▶ Task details
Every entry below must be repeated exactly; skip the pictures.

#### Input material

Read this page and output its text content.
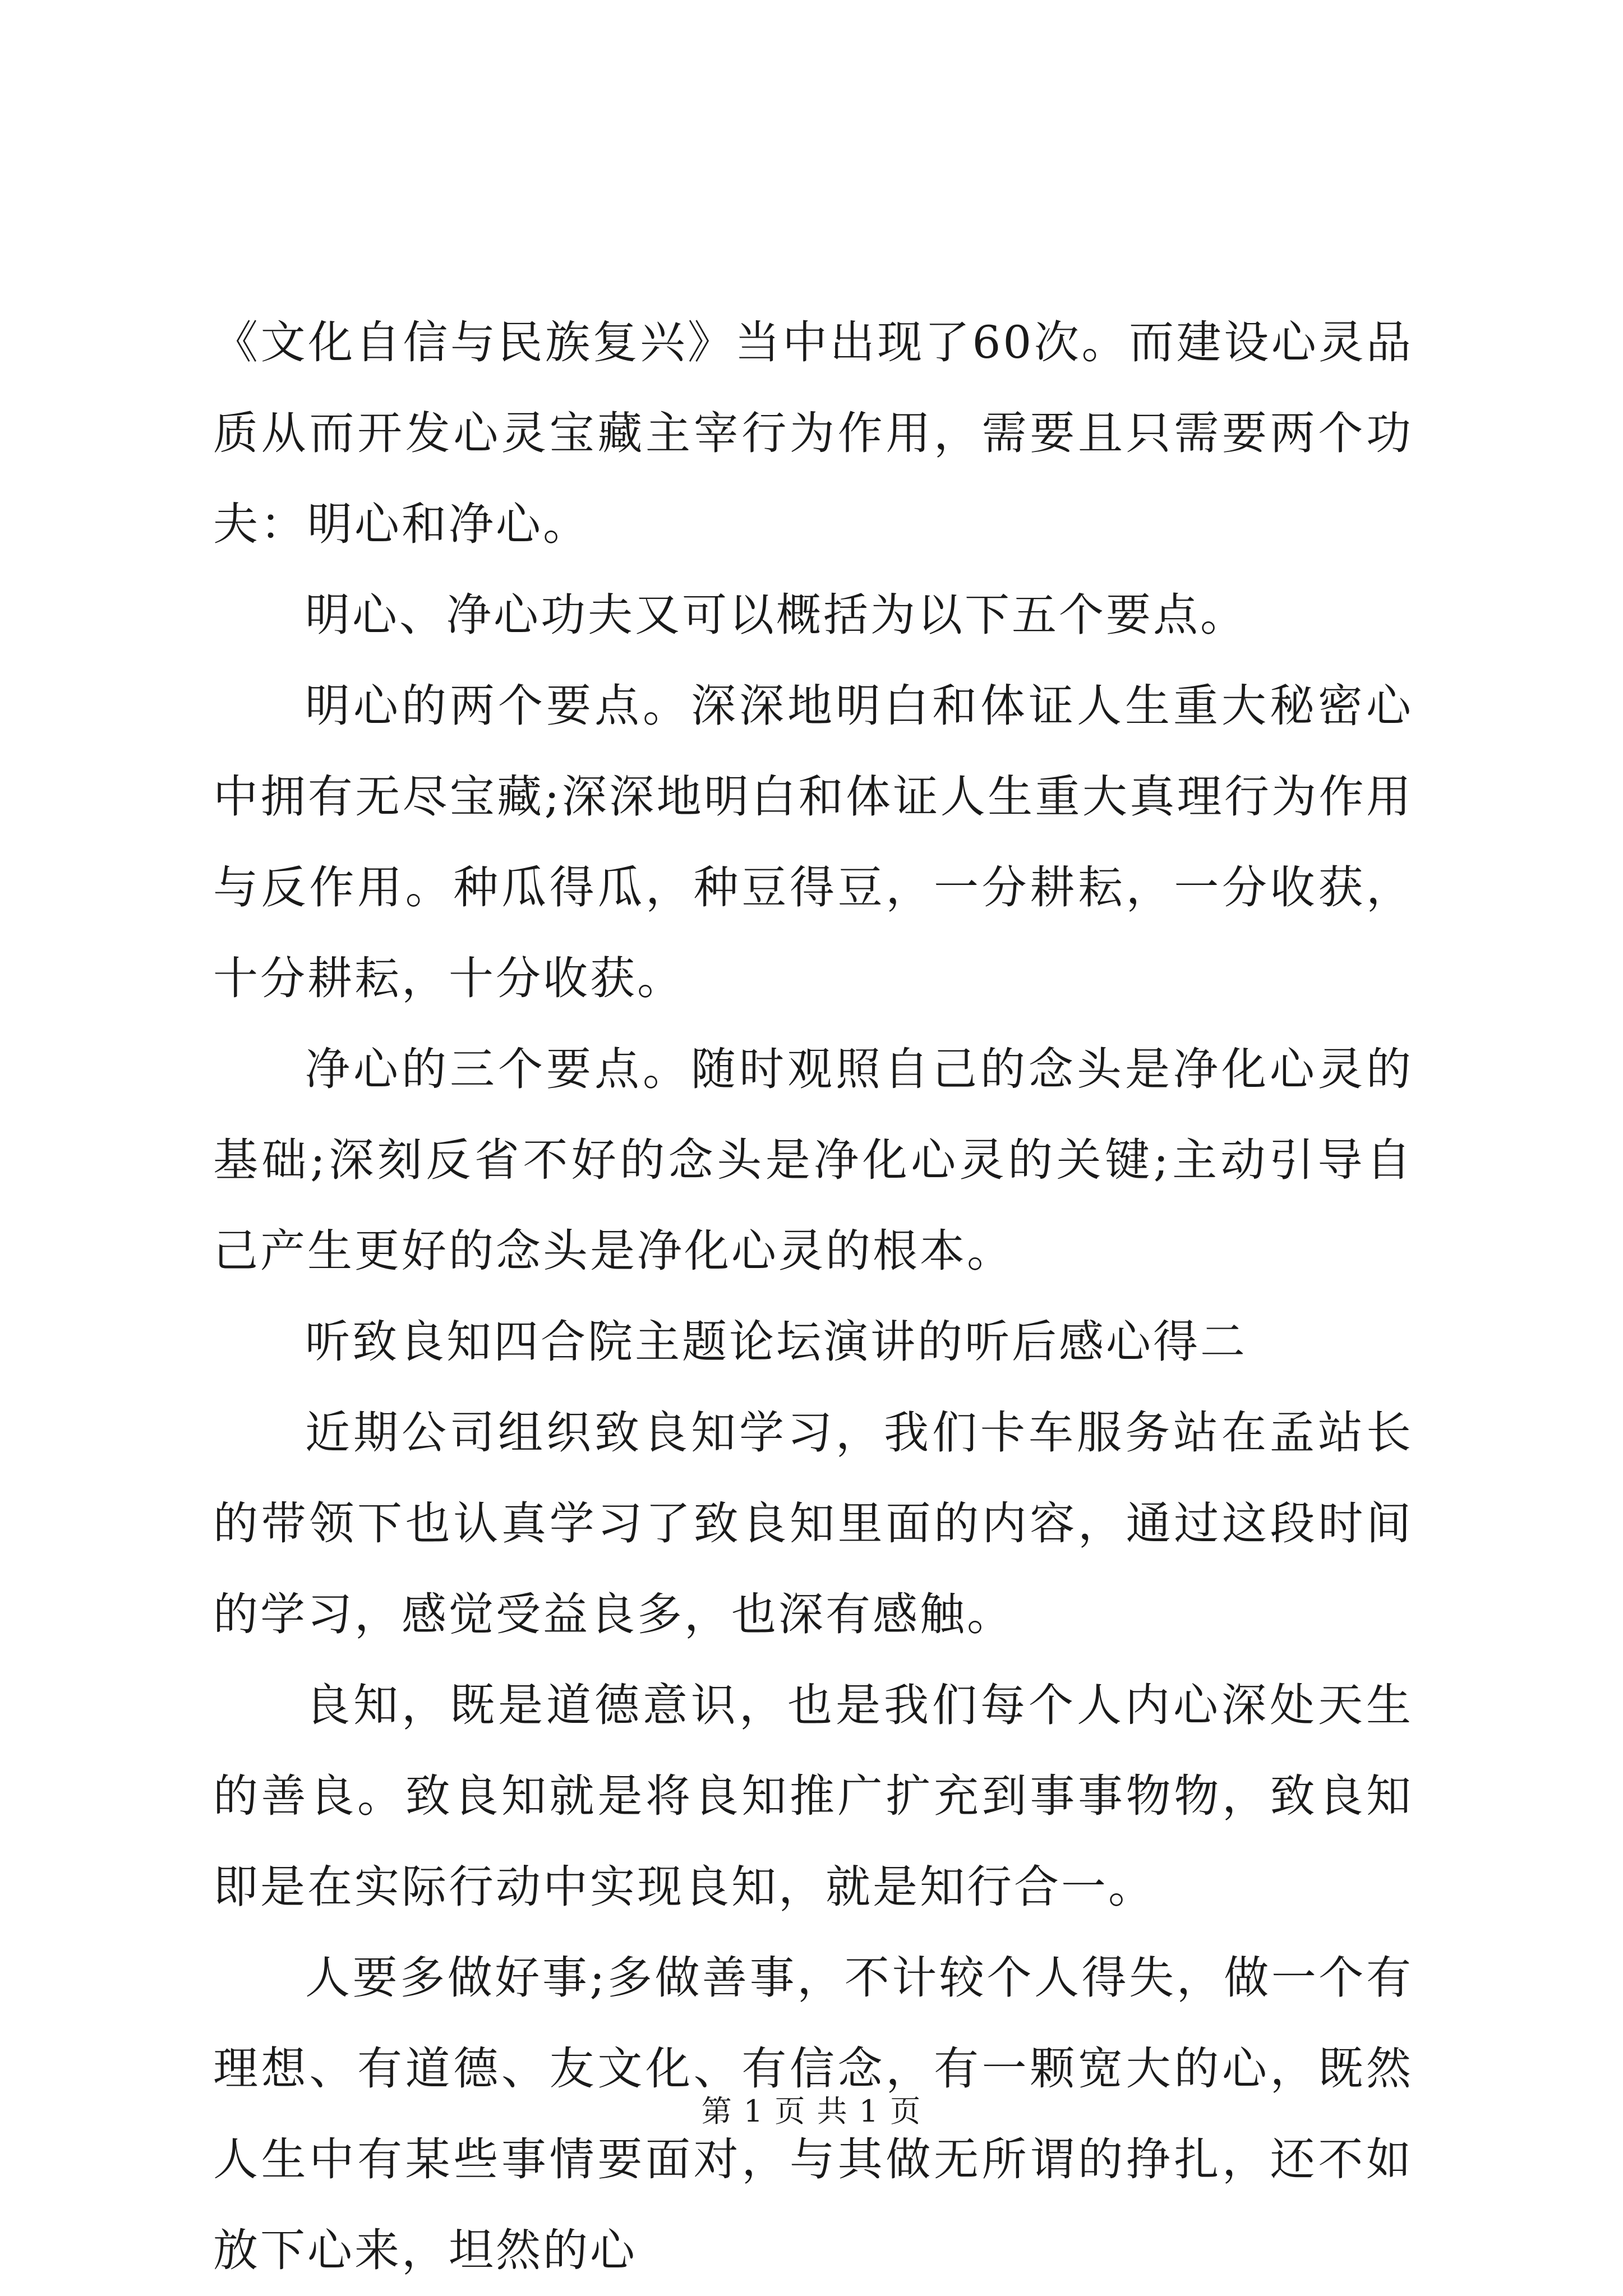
《文化自信与民族复兴》当中出现了60次。而建设心灵品质从而开发心灵宝藏主宰行为作用，需要且只需要两个功夫：明心和净心。

明心、净心功夫又可以概括为以下五个要点。

明心的两个要点。深深地明白和体证人生重大秘密心中拥有无尽宝藏;深深地明白和体证人生重大真理行为作用与反作用。种瓜得瓜，种豆得豆，一分耕耘，一分收获，十分耕耘，十分收获。

净心的三个要点。随时观照自己的念头是净化心灵的基础;深刻反省不好的念头是净化心灵的关键;主动引导自己产生更好的念头是净化心灵的根本。

听致良知四合院主题论坛演讲的听后感心得二

近期公司组织致良知学习，我们卡车服务站在孟站长的带领下也认真学习了致良知里面的内容，通过这段时间的学习，感觉受益良多，也深有感触。

良知，既是道德意识，也是我们每个人内心深处天生的善良。致良知就是将良知推广扩充到事事物物，致良知即是在实际行动中实现良知，就是知行合一。

人要多做好事;多做善事，不计较个人得失，做一个有理想、有道德、友文化、有信念，有一颗宽大的心，既然人生中有某些事情要面对，与其做无所谓的挣扎，还不如放下心来，坦然的心

第 1 页 共 1 页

########

▶ Task response
Read this page and output its text content.
《文化自信与民族复兴》当中出现了60次。而建设心灵品质从而开发心灵宝藏主宰行为作用，需要且只需要两个功夫：明心和净心。

明心、净心功夫又可以概括为以下五个要点。

明心的两个要点。深深地明白和体证人生重大秘密心中拥有无尽宝藏;深深地明白和体证人生重大真理行为作用与反作用。种瓜得瓜，种豆得豆，一分耕耘，一分收获，十分耕耘，十分收获。

净心的三个要点。随时观照自己的念头是净化心灵的基础;深刻反省不好的念头是净化心灵的关键;主动引导自己产生更好的念头是净化心灵的根本。

听致良知四合院主题论坛演讲的听后感心得二

近期公司组织致良知学习，我们卡车服务站在孟站长的带领下也认真学习了致良知里面的内容，通过这段时间的学习，感觉受益良多，也深有感触。

良知，既是道德意识，也是我们每个人内心深处天生的善良。致良知就是将良知推广扩充到事事物物，致良知即是在实际行动中实现良知，就是知行合一。

人要多做好事;多做善事，不计较个人得失，做一个有理想、有道德、友文化、有信念，有一颗宽大的心，既然人生中有某些事情要面对，与其做无所谓的挣扎，还不如放下心来，坦然的心

第 1 页 共 1 页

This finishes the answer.